▶ **GIVEN INSTRUCTION**: Restate the whole of the material. Keep every word, and drop the pictures.

▶ **RECORD LIST**:
■ ■ ■

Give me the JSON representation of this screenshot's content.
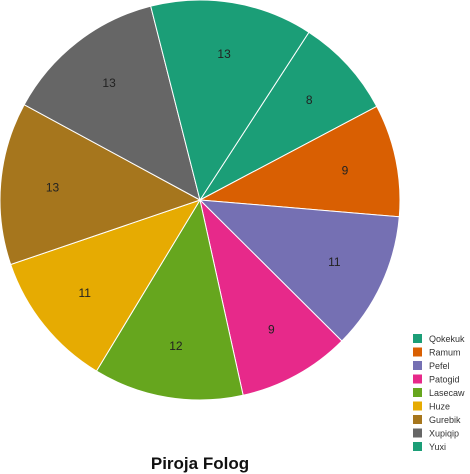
{
  "chart_data": {
    "type": "pie",
    "title": "Piroja Folog",
    "categories": [
      "Qokekuk",
      "Ramum",
      "Pefel",
      "Patogid",
      "Lasecaw",
      "Huze",
      "Gurebik",
      "Xupiqip",
      "Yuxi"
    ],
    "values": [
      8,
      9,
      11,
      9,
      12,
      11,
      13,
      13,
      13
    ],
    "colors": [
      "#1b9e77",
      "#d95f02",
      "#7570b3",
      "#e7298a",
      "#66a61e",
      "#e6ab02",
      "#a6761d",
      "#666666",
      "#1b9e77"
    ],
    "legend": "bottom-right",
    "start_slice_label": "Qokekuk"
  }
}
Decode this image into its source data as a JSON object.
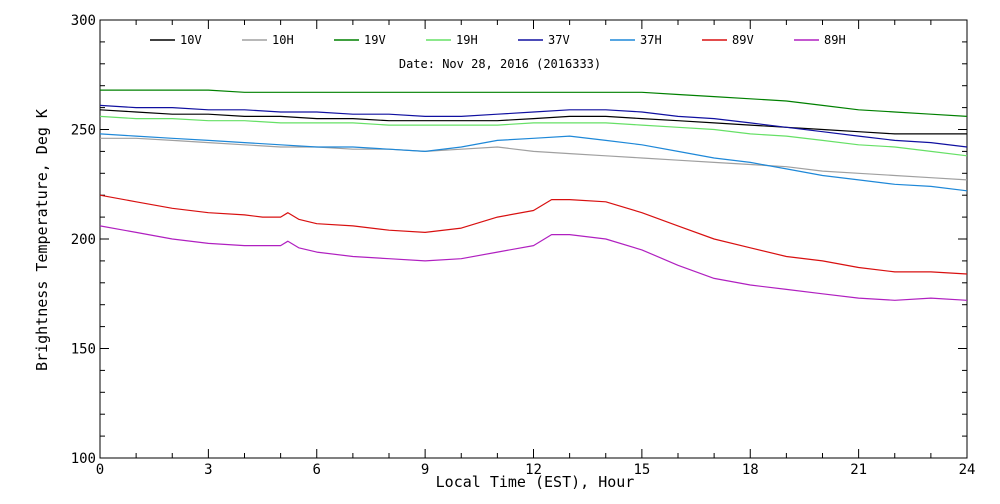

■ ■ ■

▶ **TASK RESULT**:
Give me the JSON representation of this screenshot's content.
{
  "chart_data": {
    "type": "pie",
    "title": "Piroja Folog",
    "categories": [
      "Qokekuk",
      "Ramum",
      "Pefel",
      "Patogid",
      "Lasecaw",
      "Huze",
      "Gurebik",
      "Xupiqip",
      "Yuxi"
    ],
    "values": [
      8,
      9,
      11,
      9,
      12,
      11,
      13,
      13,
      13
    ],
    "colors": [
      "#1b9e77",
      "#d95f02",
      "#7570b3",
      "#e7298a",
      "#66a61e",
      "#e6ab02",
      "#a6761d",
      "#666666",
      "#1b9e77"
    ],
    "legend": "bottom-right",
    "start_slice_label": "Qokekuk"
  }
}
Decode this image into its source data as a JSON object.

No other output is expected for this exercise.